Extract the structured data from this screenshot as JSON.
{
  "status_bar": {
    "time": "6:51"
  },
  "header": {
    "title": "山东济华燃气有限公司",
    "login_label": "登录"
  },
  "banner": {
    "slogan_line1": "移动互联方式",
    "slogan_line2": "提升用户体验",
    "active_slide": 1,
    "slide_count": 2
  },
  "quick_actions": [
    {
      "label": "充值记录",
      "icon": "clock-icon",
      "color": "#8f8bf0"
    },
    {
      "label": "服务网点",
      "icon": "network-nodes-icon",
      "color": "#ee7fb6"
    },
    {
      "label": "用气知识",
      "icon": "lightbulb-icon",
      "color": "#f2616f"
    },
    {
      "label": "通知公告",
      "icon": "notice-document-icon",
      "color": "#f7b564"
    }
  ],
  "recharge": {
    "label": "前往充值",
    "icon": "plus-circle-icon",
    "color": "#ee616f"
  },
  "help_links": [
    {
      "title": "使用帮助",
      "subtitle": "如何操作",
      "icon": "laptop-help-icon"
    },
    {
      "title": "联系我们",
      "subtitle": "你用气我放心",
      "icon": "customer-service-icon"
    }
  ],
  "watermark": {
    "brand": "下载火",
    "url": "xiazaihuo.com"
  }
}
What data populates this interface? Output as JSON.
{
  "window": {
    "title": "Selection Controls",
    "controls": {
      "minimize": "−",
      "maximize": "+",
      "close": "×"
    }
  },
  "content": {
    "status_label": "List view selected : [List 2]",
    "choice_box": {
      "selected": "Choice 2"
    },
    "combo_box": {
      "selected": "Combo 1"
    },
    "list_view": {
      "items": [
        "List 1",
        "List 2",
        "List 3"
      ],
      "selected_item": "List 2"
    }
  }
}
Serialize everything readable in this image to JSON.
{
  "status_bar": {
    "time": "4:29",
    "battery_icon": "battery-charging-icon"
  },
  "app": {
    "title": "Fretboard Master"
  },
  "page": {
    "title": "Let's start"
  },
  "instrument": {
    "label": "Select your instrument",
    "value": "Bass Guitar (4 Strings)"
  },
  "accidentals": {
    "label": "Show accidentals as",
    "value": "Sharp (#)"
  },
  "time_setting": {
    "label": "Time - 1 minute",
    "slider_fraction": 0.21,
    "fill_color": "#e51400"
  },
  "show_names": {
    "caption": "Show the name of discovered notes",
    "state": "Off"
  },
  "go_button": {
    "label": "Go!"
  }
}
-----
» GIVEN INSTRUCTION
Output the data above exactly, please, line for line.

» RESPONSE TO THE EXERCISE
Extract the structured data from this screenshot as JSON.
{
  "status_bar": {
    "time": "6:51"
  },
  "header": {
    "title": "山东济华燃气有限公司",
    "login_label": "登录"
  },
  "banner": {
    "slogan_line1": "移动互联方式",
    "slogan_line2": "提升用户体验",
    "active_slide": 1,
    "slide_count": 2
  },
  "quick_actions": [
    {
      "label": "充值记录",
      "icon": "clock-icon",
      "color": "#8f8bf0"
    },
    {
      "label": "服务网点",
      "icon": "network-nodes-icon",
      "color": "#ee7fb6"
    },
    {
      "label": "用气知识",
      "icon": "lightbulb-icon",
      "color": "#f2616f"
    },
    {
      "label": "通知公告",
      "icon": "notice-document-icon",
      "color": "#f7b564"
    }
  ],
  "recharge": {
    "label": "前往充值",
    "icon": "plus-circle-icon",
    "color": "#ee616f"
  },
  "help_links": [
    {
      "title": "使用帮助",
      "subtitle": "如何操作",
      "icon": "laptop-help-icon"
    },
    {
      "title": "联系我们",
      "subtitle": "你用气我放心",
      "icon": "customer-service-icon"
    }
  ],
  "watermark": {
    "brand": "下载火",
    "url": "xiazaihuo.com"
  }
}
What data populates this interface? Output as JSON.
{
  "window": {
    "title": "Selection Controls",
    "controls": {
      "minimize": "−",
      "maximize": "+",
      "close": "×"
    }
  },
  "content": {
    "status_label": "List view selected : [List 2]",
    "choice_box": {
      "selected": "Choice 2"
    },
    "combo_box": {
      "selected": "Combo 1"
    },
    "list_view": {
      "items": [
        "List 1",
        "List 2",
        "List 3"
      ],
      "selected_item": "List 2"
    }
  }
}
Serialize everything readable in this image to JSON.
{
  "status_bar": {
    "time": "4:29",
    "battery_icon": "battery-charging-icon"
  },
  "app": {
    "title": "Fretboard Master"
  },
  "page": {
    "title": "Let's start"
  },
  "instrument": {
    "label": "Select your instrument",
    "value": "Bass Guitar (4 Strings)"
  },
  "accidentals": {
    "label": "Show accidentals as",
    "value": "Sharp (#)"
  },
  "time_setting": {
    "label": "Time - 1 minute",
    "slider_fraction": 0.21,
    "fill_color": "#e51400"
  },
  "show_names": {
    "caption": "Show the name of discovered notes",
    "state": "Off"
  },
  "go_button": {
    "label": "Go!"
  }
}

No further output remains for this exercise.